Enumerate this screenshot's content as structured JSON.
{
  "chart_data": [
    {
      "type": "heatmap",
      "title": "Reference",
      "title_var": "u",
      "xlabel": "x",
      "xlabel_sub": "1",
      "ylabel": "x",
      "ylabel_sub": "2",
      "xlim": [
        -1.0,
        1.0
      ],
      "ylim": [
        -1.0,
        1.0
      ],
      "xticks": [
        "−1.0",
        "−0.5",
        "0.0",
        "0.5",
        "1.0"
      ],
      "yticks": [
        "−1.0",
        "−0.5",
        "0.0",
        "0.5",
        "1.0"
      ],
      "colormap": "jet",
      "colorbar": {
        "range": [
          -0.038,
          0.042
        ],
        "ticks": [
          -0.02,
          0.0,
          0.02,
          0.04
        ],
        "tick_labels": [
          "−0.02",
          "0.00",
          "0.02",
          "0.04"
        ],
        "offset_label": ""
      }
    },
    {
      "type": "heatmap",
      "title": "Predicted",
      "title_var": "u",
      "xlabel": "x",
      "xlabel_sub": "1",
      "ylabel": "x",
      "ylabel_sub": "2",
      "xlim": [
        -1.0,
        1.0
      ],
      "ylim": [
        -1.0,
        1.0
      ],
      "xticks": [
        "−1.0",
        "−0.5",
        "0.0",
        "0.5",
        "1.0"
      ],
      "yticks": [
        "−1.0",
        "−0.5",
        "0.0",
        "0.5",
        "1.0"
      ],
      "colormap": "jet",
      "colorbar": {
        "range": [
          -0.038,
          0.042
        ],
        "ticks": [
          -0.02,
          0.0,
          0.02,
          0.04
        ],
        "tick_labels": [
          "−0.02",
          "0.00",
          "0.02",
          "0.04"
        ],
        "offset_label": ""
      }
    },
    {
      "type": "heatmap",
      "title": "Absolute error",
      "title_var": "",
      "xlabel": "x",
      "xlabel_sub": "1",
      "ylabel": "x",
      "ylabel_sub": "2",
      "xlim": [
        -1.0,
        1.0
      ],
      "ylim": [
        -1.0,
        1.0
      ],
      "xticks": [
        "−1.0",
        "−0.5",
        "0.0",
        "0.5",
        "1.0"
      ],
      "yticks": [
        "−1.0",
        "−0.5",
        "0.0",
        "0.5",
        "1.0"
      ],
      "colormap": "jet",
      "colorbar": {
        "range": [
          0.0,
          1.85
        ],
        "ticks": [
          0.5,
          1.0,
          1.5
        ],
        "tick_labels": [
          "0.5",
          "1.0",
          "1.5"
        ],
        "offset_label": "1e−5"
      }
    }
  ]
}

◆ **Aim of the task**:
Return all of the data exactly as it reads.

◆ **Answer for the task**:
Enumerate this screenshot's content as structured JSON.
{
  "chart_data": [
    {
      "type": "heatmap",
      "title": "Reference",
      "title_var": "u",
      "xlabel": "x",
      "xlabel_sub": "1",
      "ylabel": "x",
      "ylabel_sub": "2",
      "xlim": [
        -1.0,
        1.0
      ],
      "ylim": [
        -1.0,
        1.0
      ],
      "xticks": [
        "−1.0",
        "−0.5",
        "0.0",
        "0.5",
        "1.0"
      ],
      "yticks": [
        "−1.0",
        "−0.5",
        "0.0",
        "0.5",
        "1.0"
      ],
      "colormap": "jet",
      "colorbar": {
        "range": [
          -0.038,
          0.042
        ],
        "ticks": [
          -0.02,
          0.0,
          0.02,
          0.04
        ],
        "tick_labels": [
          "−0.02",
          "0.00",
          "0.02",
          "0.04"
        ],
        "offset_label": ""
      }
    },
    {
      "type": "heatmap",
      "title": "Predicted",
      "title_var": "u",
      "xlabel": "x",
      "xlabel_sub": "1",
      "ylabel": "x",
      "ylabel_sub": "2",
      "xlim": [
        -1.0,
        1.0
      ],
      "ylim": [
        -1.0,
        1.0
      ],
      "xticks": [
        "−1.0",
        "−0.5",
        "0.0",
        "0.5",
        "1.0"
      ],
      "yticks": [
        "−1.0",
        "−0.5",
        "0.0",
        "0.5",
        "1.0"
      ],
      "colormap": "jet",
      "colorbar": {
        "range": [
          -0.038,
          0.042
        ],
        "ticks": [
          -0.02,
          0.0,
          0.02,
          0.04
        ],
        "tick_labels": [
          "−0.02",
          "0.00",
          "0.02",
          "0.04"
        ],
        "offset_label": ""
      }
    },
    {
      "type": "heatmap",
      "title": "Absolute error",
      "title_var": "",
      "xlabel": "x",
      "xlabel_sub": "1",
      "ylabel": "x",
      "ylabel_sub": "2",
      "xlim": [
        -1.0,
        1.0
      ],
      "ylim": [
        -1.0,
        1.0
      ],
      "xticks": [
        "−1.0",
        "−0.5",
        "0.0",
        "0.5",
        "1.0"
      ],
      "yticks": [
        "−1.0",
        "−0.5",
        "0.0",
        "0.5",
        "1.0"
      ],
      "colormap": "jet",
      "colorbar": {
        "range": [
          0.0,
          1.85
        ],
        "ticks": [
          0.5,
          1.0,
          1.5
        ],
        "tick_labels": [
          "0.5",
          "1.0",
          "1.5"
        ],
        "offset_label": "1e−5"
      }
    }
  ]
}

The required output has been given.